**AIM**
All of the data that follows should be retyped exactly, please, except the pictures.

[Records that describe figures]

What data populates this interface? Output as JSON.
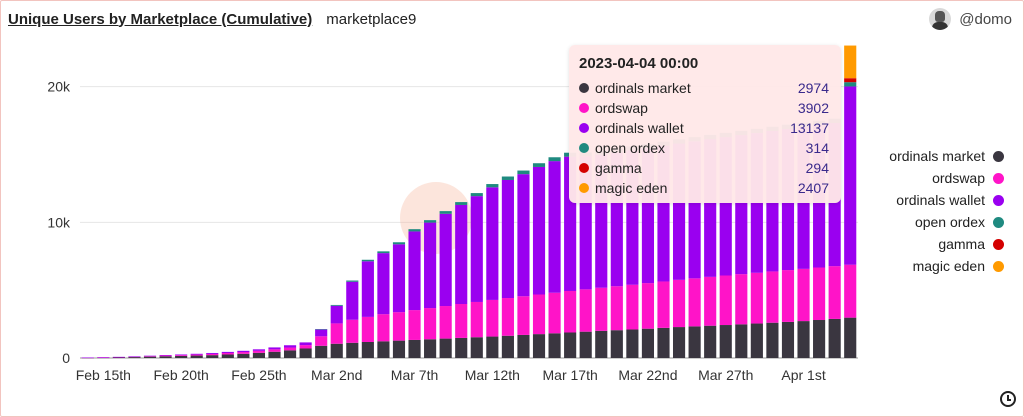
{
  "header": {
    "title": "Unique Users by Marketplace (Cumulative)",
    "subtitle": "marketplace9",
    "user": "@domo"
  },
  "tooltip": {
    "title": "2023-04-04 00:00",
    "rows": [
      {
        "name": "ordinals market",
        "value": "2974",
        "color": "#3a3640"
      },
      {
        "name": "ordswap",
        "value": "3902",
        "color": "#ff14c8"
      },
      {
        "name": "ordinals wallet",
        "value": "13137",
        "color": "#9a00f0"
      },
      {
        "name": "open ordex",
        "value": "314",
        "color": "#1f8a80"
      },
      {
        "name": "gamma",
        "value": "294",
        "color": "#d40000"
      },
      {
        "name": "magic eden",
        "value": "2407",
        "color": "#ff9a00"
      }
    ]
  },
  "chart_data": {
    "type": "bar",
    "stacked": true,
    "categories": [
      "2023-02-14",
      "2023-02-15",
      "2023-02-16",
      "2023-02-17",
      "2023-02-18",
      "2023-02-19",
      "2023-02-20",
      "2023-02-21",
      "2023-02-22",
      "2023-02-23",
      "2023-02-24",
      "2023-02-25",
      "2023-02-26",
      "2023-02-27",
      "2023-02-28",
      "2023-03-01",
      "2023-03-02",
      "2023-03-03",
      "2023-03-04",
      "2023-03-05",
      "2023-03-06",
      "2023-03-07",
      "2023-03-08",
      "2023-03-09",
      "2023-03-10",
      "2023-03-11",
      "2023-03-12",
      "2023-03-13",
      "2023-03-14",
      "2023-03-15",
      "2023-03-16",
      "2023-03-17",
      "2023-03-18",
      "2023-03-19",
      "2023-03-20",
      "2023-03-21",
      "2023-03-22",
      "2023-03-23",
      "2023-03-24",
      "2023-03-25",
      "2023-03-26",
      "2023-03-27",
      "2023-03-28",
      "2023-03-29",
      "2023-03-30",
      "2023-03-31",
      "2023-04-01",
      "2023-04-02",
      "2023-04-03",
      "2023-04-04"
    ],
    "x_tick_labels": [
      "Feb 15th",
      "Feb 20th",
      "Feb 25th",
      "Mar 2nd",
      "Mar 7th",
      "Mar 12th",
      "Mar 17th",
      "Mar 22nd",
      "Mar 27th",
      "Apr 1st"
    ],
    "x_tick_indices": [
      1,
      6,
      11,
      16,
      21,
      26,
      31,
      36,
      41,
      46
    ],
    "y_ticks": [
      0,
      10000,
      20000
    ],
    "y_tick_labels": [
      "0",
      "10k",
      "20k"
    ],
    "ylim": [
      0,
      22700
    ],
    "hover_index": 49,
    "series": [
      {
        "name": "ordinals market",
        "color": "#3a3640",
        "values": [
          20,
          30,
          50,
          70,
          100,
          130,
          150,
          180,
          210,
          260,
          310,
          380,
          460,
          560,
          700,
          900,
          1050,
          1120,
          1180,
          1230,
          1280,
          1330,
          1380,
          1430,
          1480,
          1530,
          1580,
          1640,
          1700,
          1760,
          1820,
          1880,
          1940,
          2000,
          2050,
          2100,
          2160,
          2220,
          2280,
          2330,
          2380,
          2430,
          2480,
          2540,
          2600,
          2660,
          2720,
          2800,
          2880,
          2974
        ]
      },
      {
        "name": "ordswap",
        "color": "#ff14c8",
        "values": [
          10,
          15,
          20,
          30,
          40,
          50,
          60,
          70,
          90,
          110,
          130,
          150,
          180,
          210,
          250,
          700,
          1500,
          1700,
          1850,
          2000,
          2100,
          2200,
          2300,
          2400,
          2500,
          2600,
          2700,
          2780,
          2850,
          2920,
          2990,
          3060,
          3120,
          3180,
          3240,
          3300,
          3360,
          3420,
          3480,
          3540,
          3600,
          3650,
          3700,
          3740,
          3780,
          3820,
          3850,
          3870,
          3890,
          3902
        ]
      },
      {
        "name": "ordinals wallet",
        "color": "#9a00f0",
        "values": [
          5,
          10,
          15,
          20,
          30,
          40,
          50,
          60,
          70,
          80,
          90,
          110,
          140,
          170,
          200,
          500,
          1300,
          2800,
          4100,
          4500,
          5000,
          5800,
          6300,
          6800,
          7300,
          7800,
          8300,
          8700,
          9000,
          9400,
          9700,
          9900,
          9800,
          9800,
          9850,
          9900,
          9950,
          10000,
          10050,
          10100,
          10150,
          10200,
          10250,
          10300,
          10350,
          10400,
          10450,
          10500,
          10550,
          13137
        ]
      },
      {
        "name": "open ordex",
        "color": "#1f8a80",
        "values": [
          0,
          0,
          0,
          0,
          0,
          0,
          0,
          0,
          0,
          0,
          0,
          0,
          0,
          0,
          0,
          30,
          60,
          90,
          110,
          130,
          150,
          165,
          180,
          195,
          210,
          225,
          240,
          255,
          265,
          275,
          285,
          290,
          295,
          298,
          300,
          302,
          304,
          306,
          308,
          309,
          310,
          311,
          312,
          312,
          313,
          313,
          314,
          314,
          314,
          314
        ]
      },
      {
        "name": "gamma",
        "color": "#d40000",
        "values": [
          0,
          0,
          0,
          0,
          0,
          0,
          0,
          0,
          0,
          0,
          0,
          0,
          0,
          0,
          0,
          0,
          0,
          0,
          0,
          0,
          0,
          0,
          0,
          0,
          0,
          0,
          0,
          0,
          0,
          0,
          0,
          0,
          0,
          0,
          0,
          0,
          0,
          0,
          0,
          0,
          0,
          0,
          0,
          0,
          0,
          0,
          0,
          0,
          0,
          294
        ]
      },
      {
        "name": "magic eden",
        "color": "#ff9a00",
        "values": [
          0,
          0,
          0,
          0,
          0,
          0,
          0,
          0,
          0,
          0,
          0,
          0,
          0,
          0,
          0,
          0,
          0,
          0,
          0,
          0,
          0,
          0,
          0,
          0,
          0,
          0,
          0,
          0,
          0,
          0,
          0,
          0,
          0,
          0,
          0,
          0,
          0,
          0,
          0,
          0,
          0,
          0,
          0,
          0,
          0,
          0,
          0,
          0,
          0,
          2407
        ]
      }
    ]
  }
}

**TASK RESULT**
What data populates this interface? Output as JSON.
{
  "header": {
    "title": "Unique Users by Marketplace (Cumulative)",
    "subtitle": "marketplace9",
    "user": "@domo"
  },
  "tooltip": {
    "title": "2023-04-04 00:00",
    "rows": [
      {
        "name": "ordinals market",
        "value": "2974",
        "color": "#3a3640"
      },
      {
        "name": "ordswap",
        "value": "3902",
        "color": "#ff14c8"
      },
      {
        "name": "ordinals wallet",
        "value": "13137",
        "color": "#9a00f0"
      },
      {
        "name": "open ordex",
        "value": "314",
        "color": "#1f8a80"
      },
      {
        "name": "gamma",
        "value": "294",
        "color": "#d40000"
      },
      {
        "name": "magic eden",
        "value": "2407",
        "color": "#ff9a00"
      }
    ]
  },
  "chart_data": {
    "type": "bar",
    "stacked": true,
    "categories": [
      "2023-02-14",
      "2023-02-15",
      "2023-02-16",
      "2023-02-17",
      "2023-02-18",
      "2023-02-19",
      "2023-02-20",
      "2023-02-21",
      "2023-02-22",
      "2023-02-23",
      "2023-02-24",
      "2023-02-25",
      "2023-02-26",
      "2023-02-27",
      "2023-02-28",
      "2023-03-01",
      "2023-03-02",
      "2023-03-03",
      "2023-03-04",
      "2023-03-05",
      "2023-03-06",
      "2023-03-07",
      "2023-03-08",
      "2023-03-09",
      "2023-03-10",
      "2023-03-11",
      "2023-03-12",
      "2023-03-13",
      "2023-03-14",
      "2023-03-15",
      "2023-03-16",
      "2023-03-17",
      "2023-03-18",
      "2023-03-19",
      "2023-03-20",
      "2023-03-21",
      "2023-03-22",
      "2023-03-23",
      "2023-03-24",
      "2023-03-25",
      "2023-03-26",
      "2023-03-27",
      "2023-03-28",
      "2023-03-29",
      "2023-03-30",
      "2023-03-31",
      "2023-04-01",
      "2023-04-02",
      "2023-04-03",
      "2023-04-04"
    ],
    "x_tick_labels": [
      "Feb 15th",
      "Feb 20th",
      "Feb 25th",
      "Mar 2nd",
      "Mar 7th",
      "Mar 12th",
      "Mar 17th",
      "Mar 22nd",
      "Mar 27th",
      "Apr 1st"
    ],
    "x_tick_indices": [
      1,
      6,
      11,
      16,
      21,
      26,
      31,
      36,
      41,
      46
    ],
    "y_ticks": [
      0,
      10000,
      20000
    ],
    "y_tick_labels": [
      "0",
      "10k",
      "20k"
    ],
    "ylim": [
      0,
      22700
    ],
    "hover_index": 49,
    "series": [
      {
        "name": "ordinals market",
        "color": "#3a3640",
        "values": [
          20,
          30,
          50,
          70,
          100,
          130,
          150,
          180,
          210,
          260,
          310,
          380,
          460,
          560,
          700,
          900,
          1050,
          1120,
          1180,
          1230,
          1280,
          1330,
          1380,
          1430,
          1480,
          1530,
          1580,
          1640,
          1700,
          1760,
          1820,
          1880,
          1940,
          2000,
          2050,
          2100,
          2160,
          2220,
          2280,
          2330,
          2380,
          2430,
          2480,
          2540,
          2600,
          2660,
          2720,
          2800,
          2880,
          2974
        ]
      },
      {
        "name": "ordswap",
        "color": "#ff14c8",
        "values": [
          10,
          15,
          20,
          30,
          40,
          50,
          60,
          70,
          90,
          110,
          130,
          150,
          180,
          210,
          250,
          700,
          1500,
          1700,
          1850,
          2000,
          2100,
          2200,
          2300,
          2400,
          2500,
          2600,
          2700,
          2780,
          2850,
          2920,
          2990,
          3060,
          3120,
          3180,
          3240,
          3300,
          3360,
          3420,
          3480,
          3540,
          3600,
          3650,
          3700,
          3740,
          3780,
          3820,
          3850,
          3870,
          3890,
          3902
        ]
      },
      {
        "name": "ordinals wallet",
        "color": "#9a00f0",
        "values": [
          5,
          10,
          15,
          20,
          30,
          40,
          50,
          60,
          70,
          80,
          90,
          110,
          140,
          170,
          200,
          500,
          1300,
          2800,
          4100,
          4500,
          5000,
          5800,
          6300,
          6800,
          7300,
          7800,
          8300,
          8700,
          9000,
          9400,
          9700,
          9900,
          9800,
          9800,
          9850,
          9900,
          9950,
          10000,
          10050,
          10100,
          10150,
          10200,
          10250,
          10300,
          10350,
          10400,
          10450,
          10500,
          10550,
          13137
        ]
      },
      {
        "name": "open ordex",
        "color": "#1f8a80",
        "values": [
          0,
          0,
          0,
          0,
          0,
          0,
          0,
          0,
          0,
          0,
          0,
          0,
          0,
          0,
          0,
          30,
          60,
          90,
          110,
          130,
          150,
          165,
          180,
          195,
          210,
          225,
          240,
          255,
          265,
          275,
          285,
          290,
          295,
          298,
          300,
          302,
          304,
          306,
          308,
          309,
          310,
          311,
          312,
          312,
          313,
          313,
          314,
          314,
          314,
          314
        ]
      },
      {
        "name": "gamma",
        "color": "#d40000",
        "values": [
          0,
          0,
          0,
          0,
          0,
          0,
          0,
          0,
          0,
          0,
          0,
          0,
          0,
          0,
          0,
          0,
          0,
          0,
          0,
          0,
          0,
          0,
          0,
          0,
          0,
          0,
          0,
          0,
          0,
          0,
          0,
          0,
          0,
          0,
          0,
          0,
          0,
          0,
          0,
          0,
          0,
          0,
          0,
          0,
          0,
          0,
          0,
          0,
          0,
          294
        ]
      },
      {
        "name": "magic eden",
        "color": "#ff9a00",
        "values": [
          0,
          0,
          0,
          0,
          0,
          0,
          0,
          0,
          0,
          0,
          0,
          0,
          0,
          0,
          0,
          0,
          0,
          0,
          0,
          0,
          0,
          0,
          0,
          0,
          0,
          0,
          0,
          0,
          0,
          0,
          0,
          0,
          0,
          0,
          0,
          0,
          0,
          0,
          0,
          0,
          0,
          0,
          0,
          0,
          0,
          0,
          0,
          0,
          0,
          2407
        ]
      }
    ]
  }
}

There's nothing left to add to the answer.